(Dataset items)
———

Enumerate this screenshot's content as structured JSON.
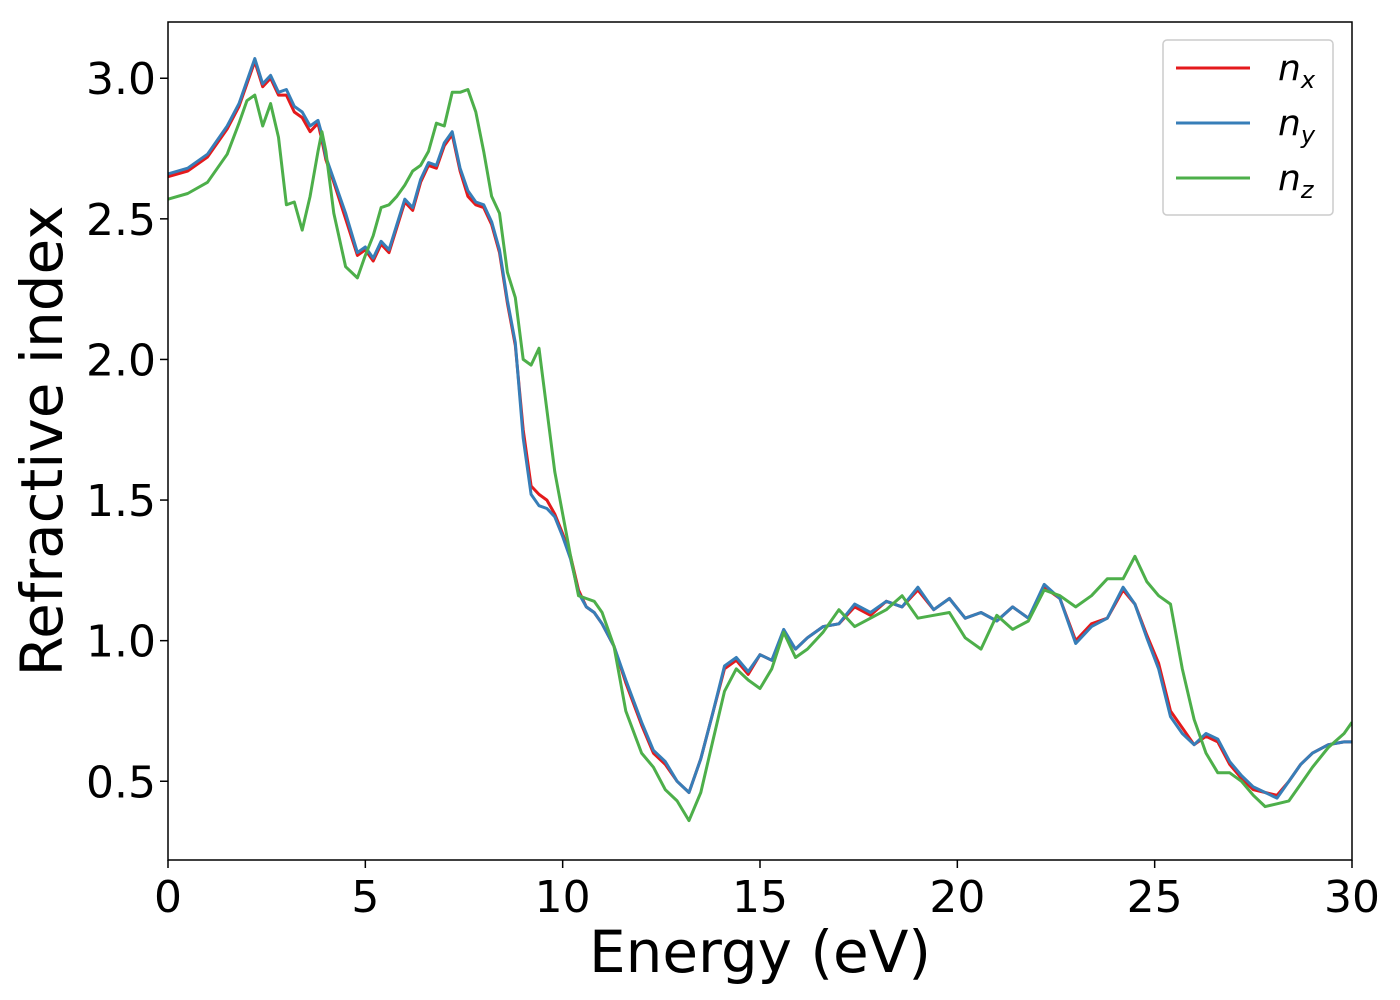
{
  "chart_data": {
    "type": "line",
    "title": "",
    "xlabel": "Energy (eV)",
    "ylabel": "Refractive index",
    "xlim": [
      0,
      30
    ],
    "ylim": [
      0.22,
      3.2
    ],
    "xticks": [
      0,
      5,
      10,
      15,
      20,
      25,
      30
    ],
    "xtick_labels": [
      "0",
      "5",
      "10",
      "15",
      "20",
      "25",
      "30"
    ],
    "yticks": [
      0.5,
      1.0,
      1.5,
      2.0,
      2.5,
      3.0
    ],
    "ytick_labels": [
      "0.5",
      "1.0",
      "1.5",
      "2.0",
      "2.5",
      "3.0"
    ],
    "grid": false,
    "legend_position": "top-right",
    "series": [
      {
        "name": "n_x",
        "label_base": "n",
        "label_sub": "x",
        "color": "#e41a1c",
        "x": [
          0,
          0.5,
          1.0,
          1.5,
          1.8,
          2.0,
          2.2,
          2.4,
          2.6,
          2.8,
          3.0,
          3.2,
          3.4,
          3.6,
          3.8,
          3.9,
          4.0,
          4.2,
          4.5,
          4.8,
          5.0,
          5.2,
          5.4,
          5.6,
          5.8,
          6.0,
          6.2,
          6.4,
          6.6,
          6.8,
          7.0,
          7.2,
          7.4,
          7.6,
          7.8,
          8.0,
          8.2,
          8.4,
          8.6,
          8.8,
          9.0,
          9.2,
          9.4,
          9.6,
          9.8,
          10.0,
          10.2,
          10.4,
          10.6,
          10.8,
          11.0,
          11.3,
          11.6,
          12.0,
          12.3,
          12.6,
          12.9,
          13.2,
          13.5,
          13.8,
          14.1,
          14.4,
          14.7,
          15.0,
          15.3,
          15.6,
          15.9,
          16.2,
          16.6,
          17.0,
          17.4,
          17.8,
          18.2,
          18.6,
          19.0,
          19.4,
          19.8,
          20.2,
          20.6,
          21.0,
          21.4,
          21.8,
          22.2,
          22.6,
          23.0,
          23.4,
          23.8,
          24.2,
          24.5,
          24.8,
          25.1,
          25.4,
          25.7,
          26.0,
          26.3,
          26.6,
          26.9,
          27.2,
          27.5,
          27.8,
          28.1,
          28.4,
          28.7,
          29.0,
          29.4,
          29.8,
          30.0
        ],
        "y": [
          2.65,
          2.67,
          2.72,
          2.82,
          2.9,
          2.98,
          3.06,
          2.97,
          3.0,
          2.94,
          2.94,
          2.88,
          2.86,
          2.81,
          2.84,
          2.78,
          2.71,
          2.63,
          2.5,
          2.37,
          2.39,
          2.35,
          2.41,
          2.38,
          2.47,
          2.56,
          2.53,
          2.63,
          2.69,
          2.68,
          2.76,
          2.8,
          2.67,
          2.58,
          2.55,
          2.54,
          2.48,
          2.38,
          2.2,
          2.05,
          1.75,
          1.55,
          1.52,
          1.5,
          1.45,
          1.38,
          1.3,
          1.18,
          1.12,
          1.1,
          1.06,
          0.98,
          0.85,
          0.7,
          0.6,
          0.56,
          0.5,
          0.46,
          0.58,
          0.74,
          0.9,
          0.93,
          0.88,
          0.95,
          0.93,
          1.03,
          0.97,
          1.01,
          1.05,
          1.06,
          1.12,
          1.09,
          1.14,
          1.12,
          1.18,
          1.11,
          1.15,
          1.08,
          1.1,
          1.07,
          1.12,
          1.08,
          1.19,
          1.15,
          1.0,
          1.06,
          1.08,
          1.18,
          1.13,
          1.02,
          0.92,
          0.75,
          0.69,
          0.63,
          0.66,
          0.64,
          0.56,
          0.51,
          0.47,
          0.46,
          0.45,
          0.5,
          0.56,
          0.6,
          0.63,
          0.64,
          0.64
        ]
      },
      {
        "name": "n_y",
        "label_base": "n",
        "label_sub": "y",
        "color": "#377eb8",
        "x": [
          0,
          0.5,
          1.0,
          1.5,
          1.8,
          2.0,
          2.2,
          2.4,
          2.6,
          2.8,
          3.0,
          3.2,
          3.4,
          3.6,
          3.8,
          3.9,
          4.0,
          4.2,
          4.5,
          4.8,
          5.0,
          5.2,
          5.4,
          5.6,
          5.8,
          6.0,
          6.2,
          6.4,
          6.6,
          6.8,
          7.0,
          7.2,
          7.4,
          7.6,
          7.8,
          8.0,
          8.2,
          8.4,
          8.6,
          8.8,
          9.0,
          9.2,
          9.4,
          9.6,
          9.8,
          10.0,
          10.2,
          10.4,
          10.6,
          10.8,
          11.0,
          11.3,
          11.6,
          12.0,
          12.3,
          12.6,
          12.9,
          13.2,
          13.5,
          13.8,
          14.1,
          14.4,
          14.7,
          15.0,
          15.3,
          15.6,
          15.9,
          16.2,
          16.6,
          17.0,
          17.4,
          17.8,
          18.2,
          18.6,
          19.0,
          19.4,
          19.8,
          20.2,
          20.6,
          21.0,
          21.4,
          21.8,
          22.2,
          22.6,
          23.0,
          23.4,
          23.8,
          24.2,
          24.5,
          24.8,
          25.1,
          25.4,
          25.7,
          26.0,
          26.3,
          26.6,
          26.9,
          27.2,
          27.5,
          27.8,
          28.1,
          28.4,
          28.7,
          29.0,
          29.4,
          29.8,
          30.0
        ],
        "y": [
          2.66,
          2.68,
          2.73,
          2.83,
          2.91,
          2.99,
          3.07,
          2.98,
          3.01,
          2.95,
          2.96,
          2.9,
          2.88,
          2.83,
          2.85,
          2.8,
          2.72,
          2.64,
          2.52,
          2.38,
          2.4,
          2.36,
          2.42,
          2.39,
          2.48,
          2.57,
          2.54,
          2.64,
          2.7,
          2.69,
          2.77,
          2.81,
          2.68,
          2.6,
          2.56,
          2.55,
          2.49,
          2.39,
          2.21,
          2.06,
          1.72,
          1.52,
          1.48,
          1.47,
          1.44,
          1.37,
          1.29,
          1.17,
          1.12,
          1.1,
          1.06,
          0.98,
          0.86,
          0.71,
          0.61,
          0.57,
          0.5,
          0.46,
          0.58,
          0.74,
          0.91,
          0.94,
          0.89,
          0.95,
          0.93,
          1.04,
          0.97,
          1.01,
          1.05,
          1.06,
          1.13,
          1.1,
          1.14,
          1.12,
          1.19,
          1.11,
          1.15,
          1.08,
          1.1,
          1.07,
          1.12,
          1.08,
          1.2,
          1.15,
          0.99,
          1.05,
          1.08,
          1.19,
          1.13,
          1.01,
          0.9,
          0.73,
          0.67,
          0.63,
          0.67,
          0.65,
          0.57,
          0.52,
          0.48,
          0.46,
          0.44,
          0.5,
          0.56,
          0.6,
          0.63,
          0.64,
          0.64
        ]
      },
      {
        "name": "n_z",
        "label_base": "n",
        "label_sub": "z",
        "color": "#4daf4a",
        "x": [
          0,
          0.5,
          1.0,
          1.5,
          1.8,
          2.0,
          2.2,
          2.4,
          2.6,
          2.8,
          3.0,
          3.2,
          3.4,
          3.6,
          3.8,
          3.9,
          4.0,
          4.2,
          4.5,
          4.8,
          5.0,
          5.2,
          5.4,
          5.6,
          5.8,
          6.0,
          6.2,
          6.4,
          6.6,
          6.8,
          7.0,
          7.2,
          7.4,
          7.6,
          7.8,
          8.0,
          8.2,
          8.4,
          8.6,
          8.8,
          9.0,
          9.2,
          9.4,
          9.6,
          9.8,
          10.0,
          10.2,
          10.4,
          10.6,
          10.8,
          11.0,
          11.3,
          11.6,
          12.0,
          12.3,
          12.6,
          12.9,
          13.2,
          13.5,
          13.8,
          14.1,
          14.4,
          14.7,
          15.0,
          15.3,
          15.6,
          15.9,
          16.2,
          16.6,
          17.0,
          17.4,
          17.8,
          18.2,
          18.6,
          19.0,
          19.4,
          19.8,
          20.2,
          20.6,
          21.0,
          21.4,
          21.8,
          22.2,
          22.6,
          23.0,
          23.4,
          23.8,
          24.2,
          24.5,
          24.8,
          25.1,
          25.4,
          25.7,
          26.0,
          26.3,
          26.6,
          26.9,
          27.2,
          27.5,
          27.8,
          28.1,
          28.4,
          28.7,
          29.0,
          29.4,
          29.8,
          30.0
        ],
        "y": [
          2.57,
          2.59,
          2.63,
          2.73,
          2.84,
          2.92,
          2.94,
          2.83,
          2.91,
          2.79,
          2.55,
          2.56,
          2.46,
          2.58,
          2.74,
          2.81,
          2.74,
          2.52,
          2.33,
          2.29,
          2.37,
          2.44,
          2.54,
          2.55,
          2.58,
          2.62,
          2.67,
          2.69,
          2.74,
          2.84,
          2.83,
          2.95,
          2.95,
          2.96,
          2.88,
          2.74,
          2.58,
          2.52,
          2.31,
          2.22,
          2.0,
          1.98,
          2.04,
          1.82,
          1.6,
          1.45,
          1.3,
          1.16,
          1.15,
          1.14,
          1.1,
          0.98,
          0.75,
          0.6,
          0.55,
          0.47,
          0.43,
          0.36,
          0.46,
          0.64,
          0.82,
          0.9,
          0.86,
          0.83,
          0.9,
          1.03,
          0.94,
          0.97,
          1.03,
          1.11,
          1.05,
          1.08,
          1.11,
          1.16,
          1.08,
          1.09,
          1.1,
          1.01,
          0.97,
          1.09,
          1.04,
          1.07,
          1.18,
          1.16,
          1.12,
          1.16,
          1.22,
          1.22,
          1.3,
          1.21,
          1.16,
          1.13,
          0.9,
          0.72,
          0.6,
          0.53,
          0.53,
          0.5,
          0.45,
          0.41,
          0.42,
          0.43,
          0.49,
          0.55,
          0.62,
          0.67,
          0.71
        ]
      }
    ]
  }
}
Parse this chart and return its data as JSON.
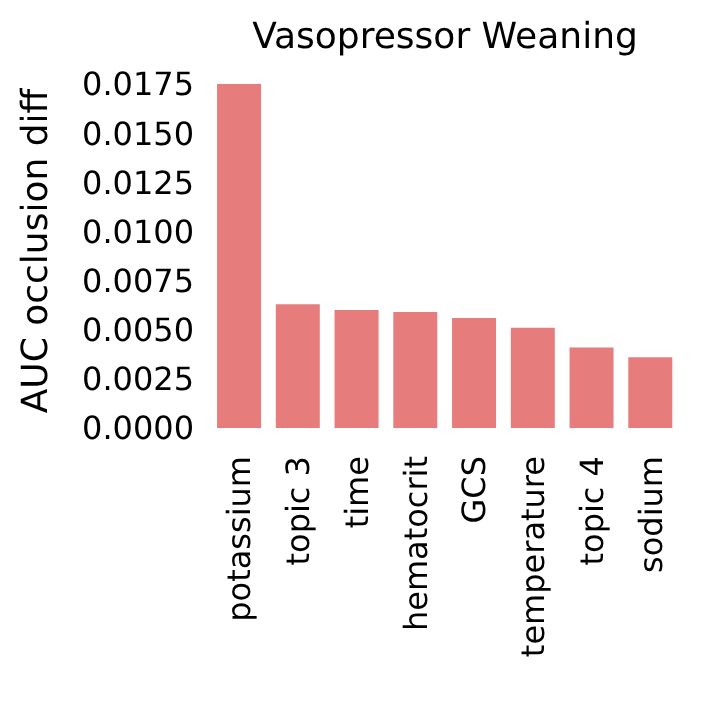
{
  "chart_data": {
    "type": "bar",
    "title": "Vasopressor Weaning",
    "ylabel": "AUC occlusion diff",
    "categories": [
      "potassium",
      "topic 3",
      "time",
      "hematocrit",
      "GCS",
      "temperature",
      "topic 4",
      "sodium"
    ],
    "values": [
      0.0175,
      0.0063,
      0.006,
      0.0059,
      0.0056,
      0.0051,
      0.0041,
      0.0036
    ],
    "color": "#e77c7c",
    "ylim": [
      0,
      0.0175
    ],
    "yticks": [
      {
        "value": 0,
        "label": "0.0000"
      },
      {
        "value": 0.0025,
        "label": "0.0025"
      },
      {
        "value": 0.005,
        "label": "0.0050"
      },
      {
        "value": 0.0075,
        "label": "0.0075"
      },
      {
        "value": 0.01,
        "label": "0.0100"
      },
      {
        "value": 0.0125,
        "label": "0.0125"
      },
      {
        "value": 0.015,
        "label": "0.0150"
      },
      {
        "value": 0.0175,
        "label": "0.0175"
      }
    ],
    "grid": false
  }
}
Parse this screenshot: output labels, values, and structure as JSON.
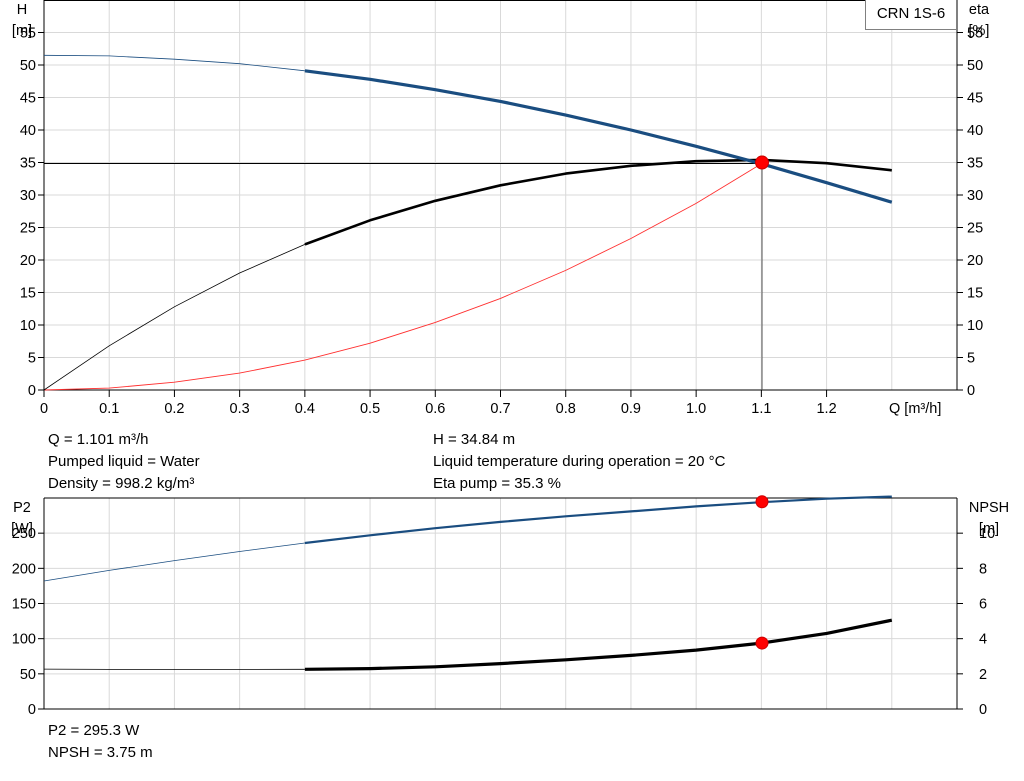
{
  "pump_model": "CRN 1S-6",
  "duty_point": {
    "left": [
      "Q = 1.101 m³/h",
      "Pumped liquid = Water",
      "Density = 998.2 kg/m³"
    ],
    "right": [
      "H = 34.84 m",
      "Liquid temperature during operation = 20 °C",
      "Eta pump = 35.3 %"
    ]
  },
  "power_point": [
    "P2 = 295.3 W",
    "NPSH = 3.75 m"
  ],
  "colors": {
    "head": "#1a4d80",
    "efficiency": "#000000",
    "system": "#ff3030",
    "p2": "#1a4d80",
    "npsh": "#000000",
    "marker": "#ff0000",
    "grid": "#d9d9d9"
  },
  "chart_data": [
    {
      "type": "line",
      "xlabel": "Q [m³/h]",
      "xlim": [
        0,
        1.4
      ],
      "x_ticks": [
        "0",
        "0.1",
        "0.2",
        "0.3",
        "0.4",
        "0.5",
        "0.6",
        "0.7",
        "0.8",
        "0.9",
        "1.0",
        "1.1",
        "1.2"
      ],
      "ylabel_left": [
        "H",
        "[m]"
      ],
      "ylabel_right": [
        "eta",
        "[%]"
      ],
      "ylim": [
        0,
        60
      ],
      "y_ticks": [
        0,
        5,
        10,
        15,
        20,
        25,
        30,
        35,
        40,
        45,
        50,
        55
      ],
      "grid": true,
      "series": [
        {
          "role": "head",
          "x": [
            0,
            0.1,
            0.2,
            0.3,
            0.4,
            0.5,
            0.6,
            0.7,
            0.8,
            0.9,
            1.0,
            1.1,
            1.2,
            1.3
          ],
          "values": [
            51.5,
            51.4,
            50.9,
            50.2,
            49.1,
            47.8,
            46.2,
            44.4,
            42.3,
            40.0,
            37.5,
            34.8,
            31.9,
            28.9
          ],
          "bold_from": 0.4
        },
        {
          "role": "efficiency",
          "x": [
            0,
            0.1,
            0.2,
            0.3,
            0.4,
            0.5,
            0.6,
            0.7,
            0.8,
            0.9,
            1.0,
            1.1,
            1.2,
            1.3
          ],
          "values": [
            0,
            6.8,
            12.8,
            18.0,
            22.4,
            26.1,
            29.1,
            31.5,
            33.3,
            34.5,
            35.2,
            35.4,
            34.9,
            33.8
          ],
          "bold_from": 0.4
        },
        {
          "role": "system",
          "x": [
            0,
            0.1,
            0.2,
            0.3,
            0.4,
            0.5,
            0.6,
            0.7,
            0.8,
            0.9,
            1.0,
            1.1
          ],
          "values": [
            0,
            0.3,
            1.2,
            2.6,
            4.6,
            7.2,
            10.4,
            14.1,
            18.4,
            23.3,
            28.7,
            34.8
          ],
          "bold_from": null
        }
      ],
      "operating_point": {
        "x": 1.101,
        "y": 34.84,
        "eta": 35.3
      }
    },
    {
      "type": "line",
      "xlim": [
        0,
        1.4
      ],
      "ylabel_left": [
        "P2",
        "[W]"
      ],
      "ylabel_right": [
        "NPSH",
        "[m]"
      ],
      "ylim": [
        0,
        300
      ],
      "y_ticks": [
        0,
        50,
        100,
        150,
        200,
        250
      ],
      "y2lim": [
        0,
        12
      ],
      "y2_ticks": [
        0,
        2,
        4,
        6,
        8,
        10
      ],
      "grid": true,
      "series": [
        {
          "role": "p2",
          "axis": "left",
          "x": [
            0,
            0.1,
            0.2,
            0.3,
            0.4,
            0.5,
            0.6,
            0.7,
            0.8,
            0.9,
            1.0,
            1.1,
            1.2,
            1.3
          ],
          "values": [
            182,
            197,
            211,
            224,
            236,
            247,
            257,
            266,
            274,
            281,
            288,
            294,
            299,
            302
          ],
          "bold_from": 0.4
        },
        {
          "role": "npsh",
          "axis": "right",
          "x": [
            0,
            0.1,
            0.2,
            0.3,
            0.4,
            0.5,
            0.6,
            0.7,
            0.8,
            0.9,
            1.0,
            1.1,
            1.2,
            1.3
          ],
          "values": [
            2.27,
            2.25,
            2.25,
            2.25,
            2.26,
            2.3,
            2.4,
            2.58,
            2.8,
            3.05,
            3.35,
            3.75,
            4.3,
            5.05
          ],
          "bold_from": 0.4
        }
      ],
      "operating_point": {
        "x": 1.101,
        "p2": 295.3,
        "npsh": 3.75
      }
    }
  ]
}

———

(Goal of the exercise):
Point out every line holding the string "role" and copy it.

(Reply):
          "role": "head",
          "role": "efficiency",
          "role": "system",
          "role": "p2",
          "role": "npsh",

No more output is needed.